» **EXERCISE BRIEF**
Copy out all of the material exactly.

» **INFORMATION SHOWN**
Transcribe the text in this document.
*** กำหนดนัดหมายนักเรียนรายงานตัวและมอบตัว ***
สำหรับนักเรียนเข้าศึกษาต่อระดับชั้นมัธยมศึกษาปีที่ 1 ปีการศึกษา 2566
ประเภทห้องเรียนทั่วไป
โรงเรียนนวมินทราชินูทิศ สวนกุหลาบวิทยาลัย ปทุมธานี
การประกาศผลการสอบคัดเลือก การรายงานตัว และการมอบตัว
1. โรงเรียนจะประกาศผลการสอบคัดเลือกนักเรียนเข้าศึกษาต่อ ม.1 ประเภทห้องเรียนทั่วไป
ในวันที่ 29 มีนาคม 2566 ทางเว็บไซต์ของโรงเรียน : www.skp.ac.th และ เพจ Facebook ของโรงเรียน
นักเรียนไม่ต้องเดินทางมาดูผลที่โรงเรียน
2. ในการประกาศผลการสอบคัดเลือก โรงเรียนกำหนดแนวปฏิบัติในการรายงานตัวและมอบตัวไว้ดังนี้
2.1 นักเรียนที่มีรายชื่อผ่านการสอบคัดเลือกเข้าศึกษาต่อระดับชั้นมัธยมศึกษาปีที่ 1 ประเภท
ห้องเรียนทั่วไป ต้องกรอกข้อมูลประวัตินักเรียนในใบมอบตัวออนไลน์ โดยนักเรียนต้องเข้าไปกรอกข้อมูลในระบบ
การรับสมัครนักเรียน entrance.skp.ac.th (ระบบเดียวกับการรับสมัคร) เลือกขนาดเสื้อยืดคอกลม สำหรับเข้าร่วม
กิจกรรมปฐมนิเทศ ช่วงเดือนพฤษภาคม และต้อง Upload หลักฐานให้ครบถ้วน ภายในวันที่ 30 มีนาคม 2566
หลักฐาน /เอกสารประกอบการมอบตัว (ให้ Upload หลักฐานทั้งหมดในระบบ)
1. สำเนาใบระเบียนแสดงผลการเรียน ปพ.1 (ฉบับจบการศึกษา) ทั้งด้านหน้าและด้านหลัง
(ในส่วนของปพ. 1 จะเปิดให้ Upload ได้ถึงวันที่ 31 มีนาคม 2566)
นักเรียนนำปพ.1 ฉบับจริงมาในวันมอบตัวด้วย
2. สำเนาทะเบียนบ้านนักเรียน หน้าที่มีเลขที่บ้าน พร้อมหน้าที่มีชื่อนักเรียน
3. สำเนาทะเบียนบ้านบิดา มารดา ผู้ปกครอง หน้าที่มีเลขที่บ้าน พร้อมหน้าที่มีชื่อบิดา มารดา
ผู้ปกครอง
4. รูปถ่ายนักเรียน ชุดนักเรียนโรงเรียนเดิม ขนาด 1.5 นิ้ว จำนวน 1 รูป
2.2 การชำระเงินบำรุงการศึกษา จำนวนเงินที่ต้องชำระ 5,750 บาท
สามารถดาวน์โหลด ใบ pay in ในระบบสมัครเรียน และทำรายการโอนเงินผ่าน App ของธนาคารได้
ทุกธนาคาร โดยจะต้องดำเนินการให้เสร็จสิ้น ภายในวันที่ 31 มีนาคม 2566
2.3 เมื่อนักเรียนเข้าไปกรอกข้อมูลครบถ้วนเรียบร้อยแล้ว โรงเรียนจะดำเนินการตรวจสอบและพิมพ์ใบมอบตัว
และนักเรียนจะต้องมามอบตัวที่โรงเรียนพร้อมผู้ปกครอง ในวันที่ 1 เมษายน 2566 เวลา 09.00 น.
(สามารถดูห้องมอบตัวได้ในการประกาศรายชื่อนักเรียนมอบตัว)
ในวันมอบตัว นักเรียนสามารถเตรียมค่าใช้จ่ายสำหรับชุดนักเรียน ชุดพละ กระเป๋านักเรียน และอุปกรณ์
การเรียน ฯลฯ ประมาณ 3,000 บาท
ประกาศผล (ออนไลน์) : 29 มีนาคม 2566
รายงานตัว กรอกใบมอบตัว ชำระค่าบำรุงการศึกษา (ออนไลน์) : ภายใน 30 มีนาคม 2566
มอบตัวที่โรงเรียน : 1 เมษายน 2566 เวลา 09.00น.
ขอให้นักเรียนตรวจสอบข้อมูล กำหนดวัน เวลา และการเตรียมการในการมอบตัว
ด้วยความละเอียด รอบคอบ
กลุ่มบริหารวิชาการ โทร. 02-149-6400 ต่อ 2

» **OUTPUT FOR THIS EXERCISE**
Transcribe the text in this document.
*** กำหนดนัดหมายนักเรียนรายงานตัวและมอบตัว ***
สำหรับนักเรียนเข้าศึกษาต่อระดับชั้นมัธยมศึกษาปีที่ 1 ปีการศึกษา 2566
ประเภทห้องเรียนทั่วไป
โรงเรียนนวมินทราชินูทิศ สวนกุหลาบวิทยาลัย ปทุมธานี
การประกาศผลการสอบคัดเลือก การรายงานตัว และการมอบตัว
1. โรงเรียนจะประกาศผลการสอบคัดเลือกนักเรียนเข้าศึกษาต่อ ม.1 ประเภทห้องเรียนทั่วไป
ในวันที่ 29 มีนาคม 2566 ทางเว็บไซต์ของโรงเรียน : www.skp.ac.th และ เพจ Facebook ของโรงเรียน
นักเรียนไม่ต้องเดินทางมาดูผลที่โรงเรียน
2. ในการประกาศผลการสอบคัดเลือก โรงเรียนกำหนดแนวปฏิบัติในการรายงานตัวและมอบตัวไว้ดังนี้
2.1 นักเรียนที่มีรายชื่อผ่านการสอบคัดเลือกเข้าศึกษาต่อระดับชั้นมัธยมศึกษาปีที่ 1 ประเภท
ห้องเรียนทั่วไป ต้องกรอกข้อมูลประวัตินักเรียนในใบมอบตัวออนไลน์ โดยนักเรียนต้องเข้าไปกรอกข้อมูลในระบบ
การรับสมัครนักเรียน entrance.skp.ac.th (ระบบเดียวกับการรับสมัคร) เลือกขนาดเสื้อยืดคอกลม สำหรับเข้าร่วม
กิจกรรมปฐมนิเทศ ช่วงเดือนพฤษภาคม และต้อง Upload หลักฐานให้ครบถ้วน ภายในวันที่ 30 มีนาคม 2566
หลักฐาน /เอกสารประกอบการมอบตัว (ให้ Upload หลักฐานทั้งหมดในระบบ)
1. สำเนาใบระเบียนแสดงผลการเรียน ปพ.1 (ฉบับจบการศึกษา) ทั้งด้านหน้าและด้านหลัง
(ในส่วนของปพ. 1 จะเปิดให้ Upload ได้ถึงวันที่ 31 มีนาคม 2566)
นักเรียนนำปพ.1 ฉบับจริงมาในวันมอบตัวด้วย
2. สำเนาทะเบียนบ้านนักเรียน หน้าที่มีเลขที่บ้าน พร้อมหน้าที่มีชื่อนักเรียน
3. สำเนาทะเบียนบ้านบิดา มารดา ผู้ปกครอง หน้าที่มีเลขที่บ้าน พร้อมหน้าที่มีชื่อบิดา มารดา
ผู้ปกครอง
4. รูปถ่ายนักเรียน ชุดนักเรียนโรงเรียนเดิม ขนาด 1.5 นิ้ว จำนวน 1 รูป
2.2 การชำระเงินบำรุงการศึกษา จำนวนเงินที่ต้องชำระ 5,750 บาท
สามารถดาวน์โหลด ใบ pay in ในระบบสมัครเรียน และทำรายการโอนเงินผ่าน App ของธนาคารได้
ทุกธนาคาร โดยจะต้องดำเนินการให้เสร็จสิ้น ภายในวันที่ 31 มีนาคม 2566
2.3 เมื่อนักเรียนเข้าไปกรอกข้อมูลครบถ้วนเรียบร้อยแล้ว โรงเรียนจะดำเนินการตรวจสอบและพิมพ์ใบมอบตัว
และนักเรียนจะต้องมามอบตัวที่โรงเรียนพร้อมผู้ปกครอง ในวันที่ 1 เมษายน 2566 เวลา 09.00 น.
(สามารถดูห้องมอบตัวได้ในการประกาศรายชื่อนักเรียนมอบตัว)
ในวันมอบตัว นักเรียนสามารถเตรียมค่าใช้จ่ายสำหรับชุดนักเรียน ชุดพละ กระเป๋านักเรียน และอุปกรณ์
การเรียน ฯลฯ ประมาณ 3,000 บาท
ประกาศผล (ออนไลน์) : 29 มีนาคม 2566
รายงานตัว กรอกใบมอบตัว ชำระค่าบำรุงการศึกษา (ออนไลน์) : ภายใน 30 มีนาคม 2566
มอบตัวที่โรงเรียน : 1 เมษายน 2566 เวลา 09.00น.
ขอให้นักเรียนตรวจสอบข้อมูล กำหนดวัน เวลา และการเตรียมการในการมอบตัว
ด้วยความละเอียด รอบคอบ
กลุ่มบริหารวิชาการ โทร. 02-149-6400 ต่อ 2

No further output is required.